AIM — Repeat every entry word for word, skipping the pictures.

STORED RECORDS —
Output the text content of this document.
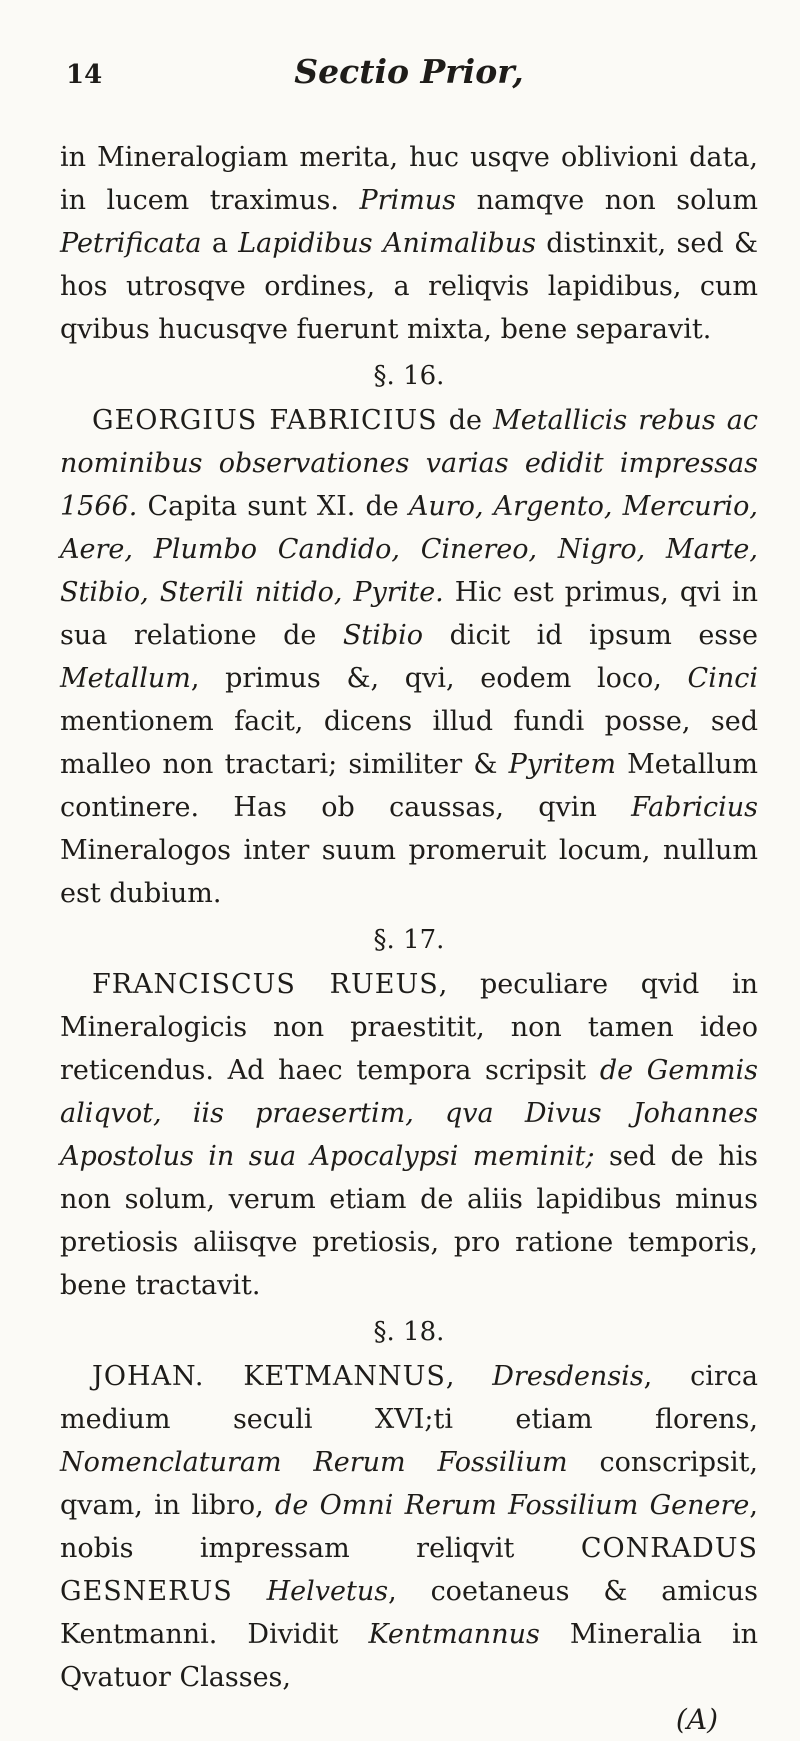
14	Sectio Prior,

in Mineralogiam merita, huc usqve oblivioni data, in lucem traximus. Primus namqve non solum Petrificata a Lapidibus Animalibus distinxit, sed & hos utrosqve ordines, a reliqvis lapidibus, cum qvibus hucusqve fuerunt mixta, bene separavit.

§. 16.

GEORGIUS FABRICIUS de Metallicis rebus ac nominibus observationes varias edidit impressas 1566. Capita sunt XI. de Auro, Argento, Mercurio, Aere, Plumbo Candido, Cinereo, Nigro, Marte, Stibio, Sterili nitido, Pyrite. Hic est primus, qvi in sua relatione de Stibio dicit id ipsum esse Metallum, primus &, qvi, eodem loco, Cinci mentionem facit, dicens illud fundi posse, sed malleo non tractari; similiter & Pyritem Metallum continere. Has ob caussas, qvin Fabricius Mineralogos inter suum promeruit locum, nullum est dubium.

§. 17.

FRANCISCUS RUEUS, peculiare qvid in Mineralogicis non praestitit, non tamen ideo reticendus. Ad haec tempora scripsit de Gemmis aliqvot, iis praesertim, qva Divus Johannes Apostolus in sua Apocalypsi meminit; sed de his non solum, verum etiam de aliis lapidibus minus pretiosis aliisqve pretiosis, pro ratione temporis, bene tractavit.

§. 18.

JOHAN. KETMANNUS, Dresdensis, circa medium seculi XVI;ti etiam florens, Nomenclaturam Rerum Fossilium conscripsit, qvam, in libro, de Omni Rerum Fossilium Genere, nobis impressam reliqvit CONRADUS GESNERUS Helvetus, coetaneus & amicus Kentmanni. Dividit Kentmannus Mineralia in Qvatuor Classes,

(A)
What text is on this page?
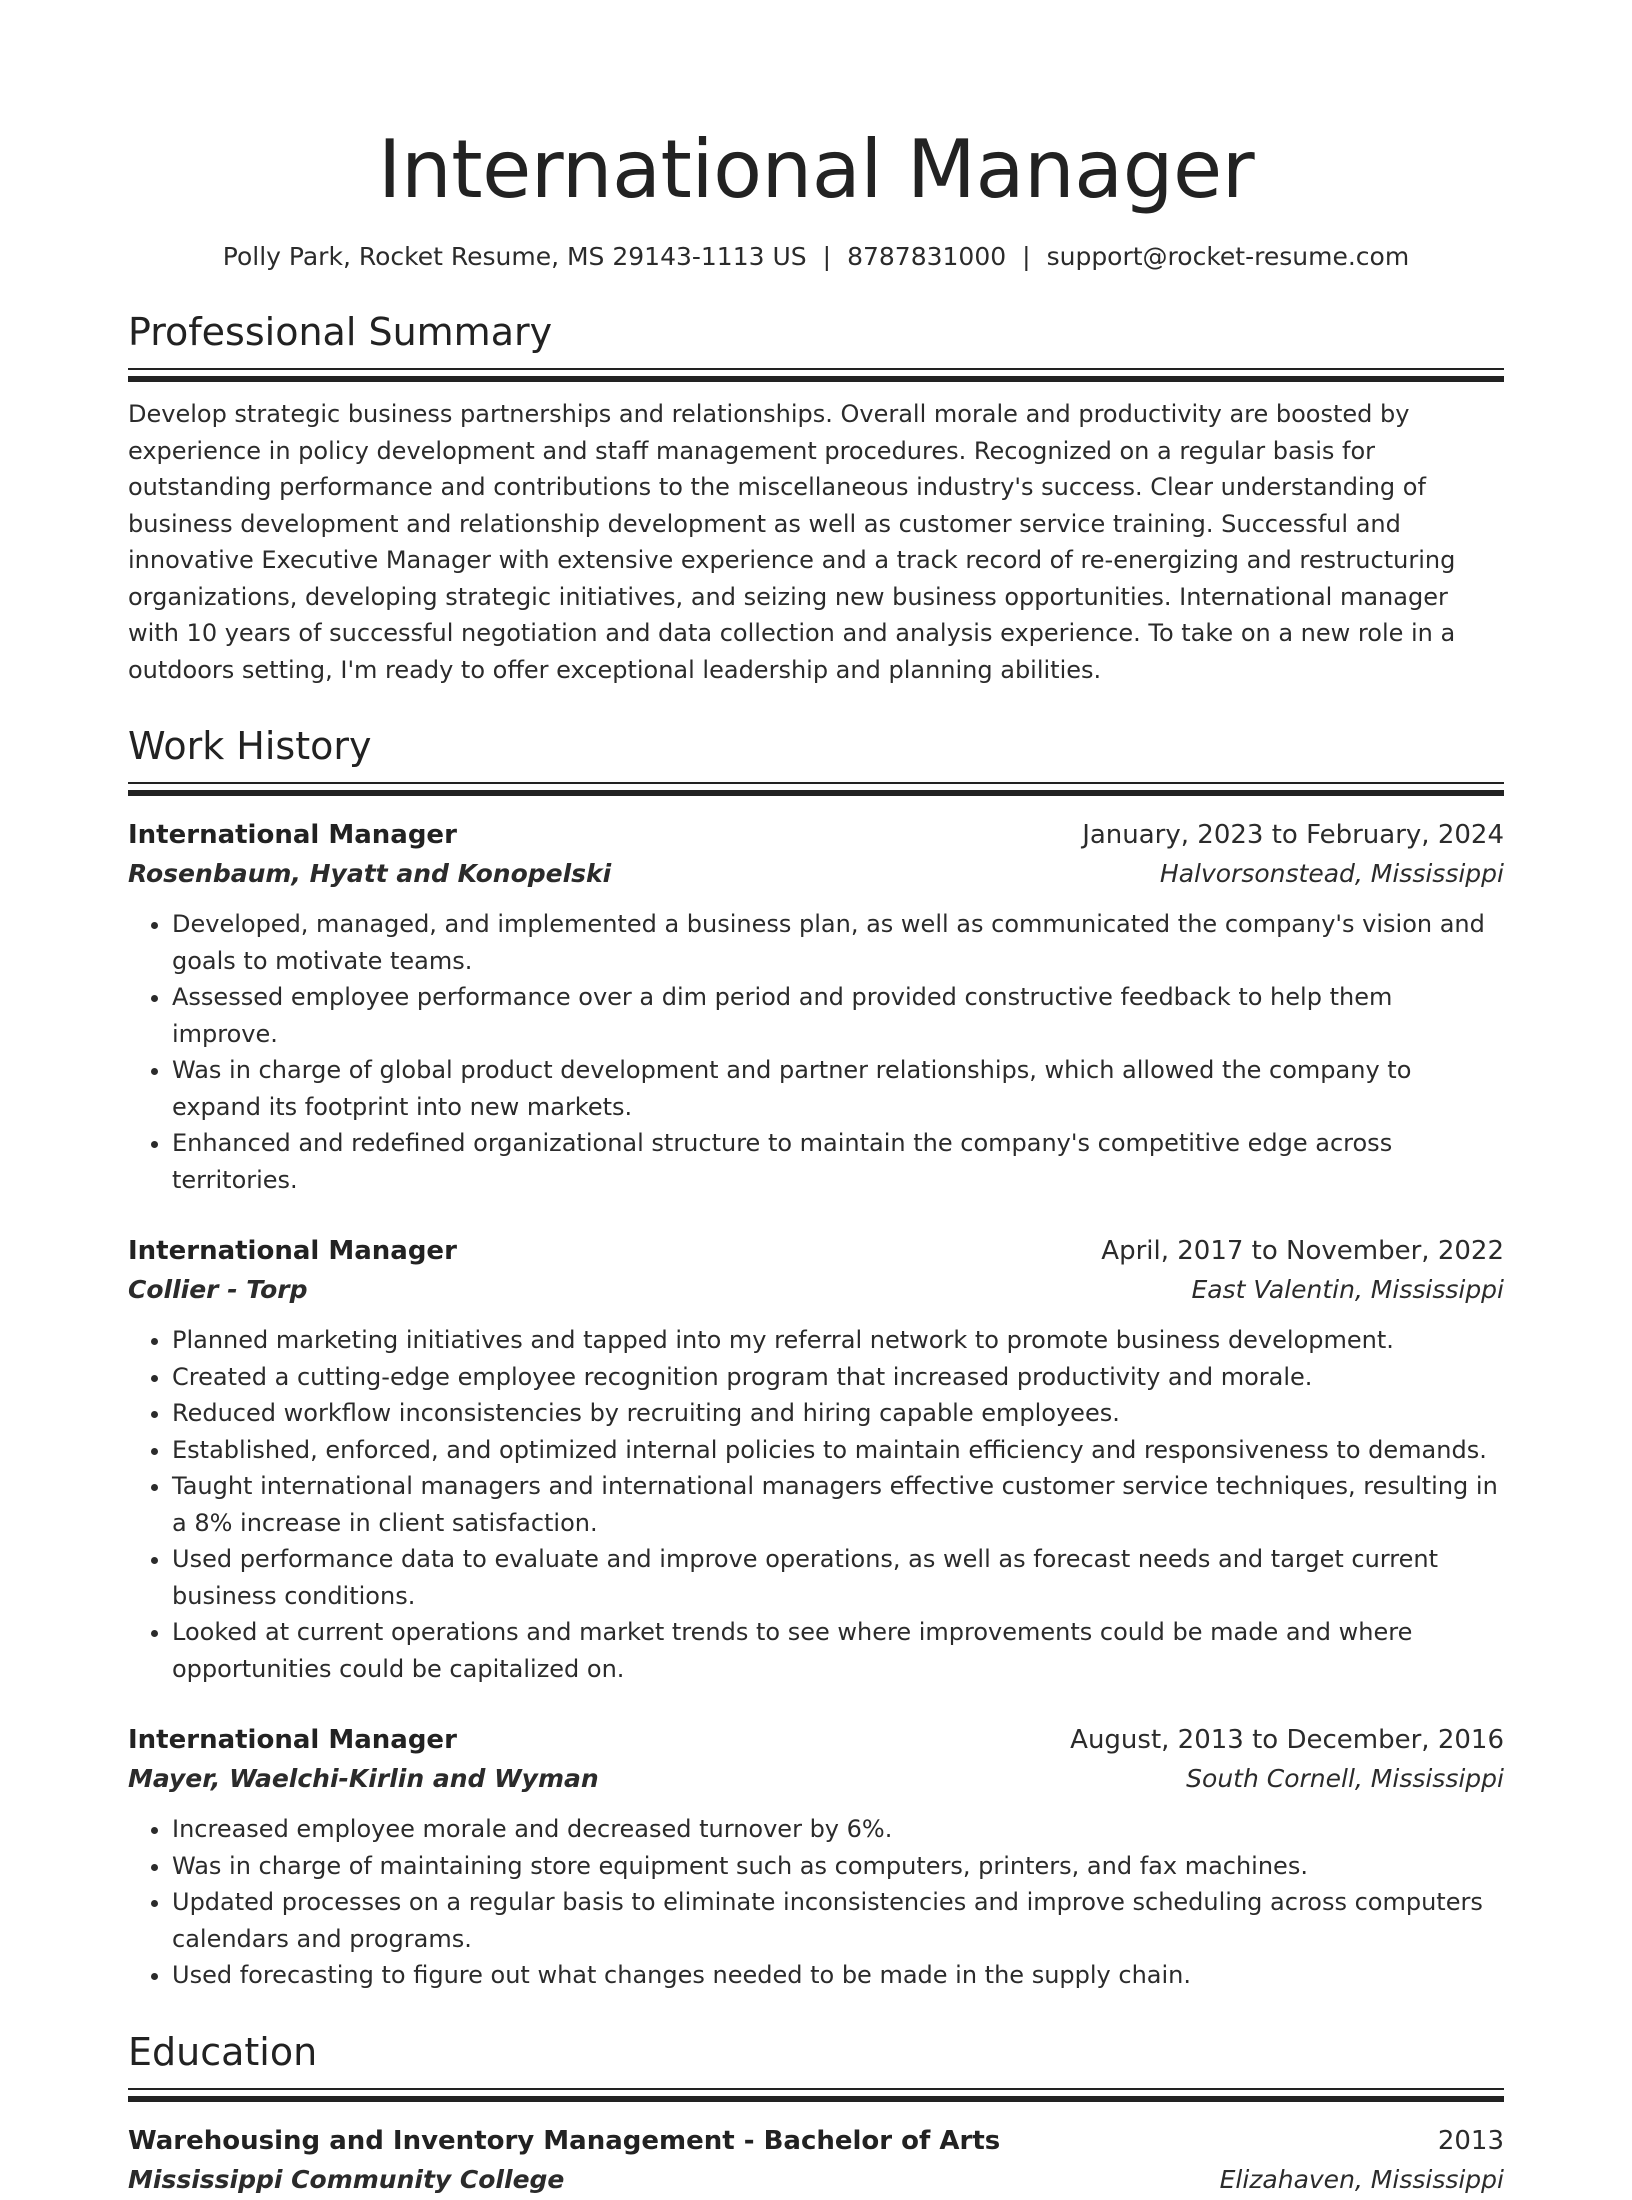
International Manager
Polly Park, Rocket Resume, MS 29143-1113 US | 8787831000 | support@rocket-resume.com
Professional Summary
Develop strategic business partnerships and relationships. Overall morale and productivity are boosted by experience in policy development and staff management procedures. Recognized on a regular basis for outstanding performance and contributions to the miscellaneous industry's success. Clear understanding of business development and relationship development as well as customer service training. Successful and innovative Executive Manager with extensive experience and a track record of re-energizing and restructuring organizations, developing strategic initiatives, and seizing new business opportunities. International manager with 10 years of successful negotiation and data collection and analysis experience. To take on a new role in a outdoors setting, I'm ready to offer exceptional leadership and planning abilities.
Work History
International Manager	January, 2023 to February, 2024
Rosenbaum, Hyatt and Konopelski	Halvorsonstead, Mississippi
• Developed, managed, and implemented a business plan, as well as communicated the company's vision and goals to motivate teams.
• Assessed employee performance over a dim period and provided constructive feedback to help them improve.
• Was in charge of global product development and partner relationships, which allowed the company to expand its footprint into new markets.
• Enhanced and redefined organizational structure to maintain the company's competitive edge across territories.
International Manager	April, 2017 to November, 2022
Collier - Torp	East Valentin, Mississippi
• Planned marketing initiatives and tapped into my referral network to promote business development.
• Created a cutting-edge employee recognition program that increased productivity and morale.
• Reduced workflow inconsistencies by recruiting and hiring capable employees.
• Established, enforced, and optimized internal policies to maintain efficiency and responsiveness to demands.
• Taught international managers and international managers effective customer service techniques, resulting in a 8% increase in client satisfaction.
• Used performance data to evaluate and improve operations, as well as forecast needs and target current business conditions.
• Looked at current operations and market trends to see where improvements could be made and where opportunities could be capitalized on.
International Manager	August, 2013 to December, 2016
Mayer, Waelchi-Kirlin and Wyman	South Cornell, Mississippi
• Increased employee morale and decreased turnover by 6%.
• Was in charge of maintaining store equipment such as computers, printers, and fax machines.
• Updated processes on a regular basis to eliminate inconsistencies and improve scheduling across computers calendars and programs.
• Used forecasting to figure out what changes needed to be made in the supply chain.
Education
Warehousing and Inventory Management - Bachelor of Arts	2013
Mississippi Community College	Elizahaven, Mississippi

WORKED ANSWER —
Output the text content of this document.
14	Sectio Prior,

in Mineralogiam merita, huc usqve oblivioni data, in lucem traximus. Primus namqve non solum Petrificata a Lapidibus Animalibus distinxit, sed & hos utrosqve ordines, a reliqvis lapidibus, cum qvibus hucusqve fuerunt mixta, bene separavit.

§. 16.

GEORGIUS FABRICIUS de Metallicis rebus ac nominibus observationes varias edidit impressas 1566. Capita sunt XI. de Auro, Argento, Mercurio, Aere, Plumbo Candido, Cinereo, Nigro, Marte, Stibio, Sterili nitido, Pyrite. Hic est primus, qvi in sua relatione de Stibio dicit id ipsum esse Metallum, primus &, qvi, eodem loco, Cinci mentionem facit, dicens illud fundi posse, sed malleo non tractari; similiter & Pyritem Metallum continere. Has ob caussas, qvin Fabricius Mineralogos inter suum promeruit locum, nullum est dubium.

§. 17.

FRANCISCUS RUEUS, peculiare qvid in Mineralogicis non praestitit, non tamen ideo reticendus. Ad haec tempora scripsit de Gemmis aliqvot, iis praesertim, qva Divus Johannes Apostolus in sua Apocalypsi meminit; sed de his non solum, verum etiam de aliis lapidibus minus pretiosis aliisqve pretiosis, pro ratione temporis, bene tractavit.

§. 18.

JOHAN. KETMANNUS, Dresdensis, circa medium seculi XVI;ti etiam florens, Nomenclaturam Rerum Fossilium conscripsit, qvam, in libro, de Omni Rerum Fossilium Genere, nobis impressam reliqvit CONRADUS GESNERUS Helvetus, coetaneus & amicus Kentmanni. Dividit Kentmannus Mineralia in Qvatuor Classes,

(A)
What text is on this page?
International Manager
Polly Park, Rocket Resume, MS 29143-1113 US | 8787831000 | support@rocket-resume.com
Professional Summary
Develop strategic business partnerships and relationships. Overall morale and productivity are boosted by experience in policy development and staff management procedures. Recognized on a regular basis for outstanding performance and contributions to the miscellaneous industry's success. Clear understanding of business development and relationship development as well as customer service training. Successful and innovative Executive Manager with extensive experience and a track record of re-energizing and restructuring organizations, developing strategic initiatives, and seizing new business opportunities. International manager with 10 years of successful negotiation and data collection and analysis experience. To take on a new role in a outdoors setting, I'm ready to offer exceptional leadership and planning abilities.
Work History
International Manager	January, 2023 to February, 2024
Rosenbaum, Hyatt and Konopelski	Halvorsonstead, Mississippi
• Developed, managed, and implemented a business plan, as well as communicated the company's vision and goals to motivate teams.
• Assessed employee performance over a dim period and provided constructive feedback to help them improve.
• Was in charge of global product development and partner relationships, which allowed the company to expand its footprint into new markets.
• Enhanced and redefined organizational structure to maintain the company's competitive edge across territories.
International Manager	April, 2017 to November, 2022
Collier - Torp	East Valentin, Mississippi
• Planned marketing initiatives and tapped into my referral network to promote business development.
• Created a cutting-edge employee recognition program that increased productivity and morale.
• Reduced workflow inconsistencies by recruiting and hiring capable employees.
• Established, enforced, and optimized internal policies to maintain efficiency and responsiveness to demands.
• Taught international managers and international managers effective customer service techniques, resulting in a 8% increase in client satisfaction.
• Used performance data to evaluate and improve operations, as well as forecast needs and target current business conditions.
• Looked at current operations and market trends to see where improvements could be made and where opportunities could be capitalized on.
International Manager	August, 2013 to December, 2016
Mayer, Waelchi-Kirlin and Wyman	South Cornell, Mississippi
• Increased employee morale and decreased turnover by 6%.
• Was in charge of maintaining store equipment such as computers, printers, and fax machines.
• Updated processes on a regular basis to eliminate inconsistencies and improve scheduling across computers calendars and programs.
• Used forecasting to figure out what changes needed to be made in the supply chain.
Education
Warehousing and Inventory Management - Bachelor of Arts	2013
Mississippi Community College	Elizahaven, Mississippi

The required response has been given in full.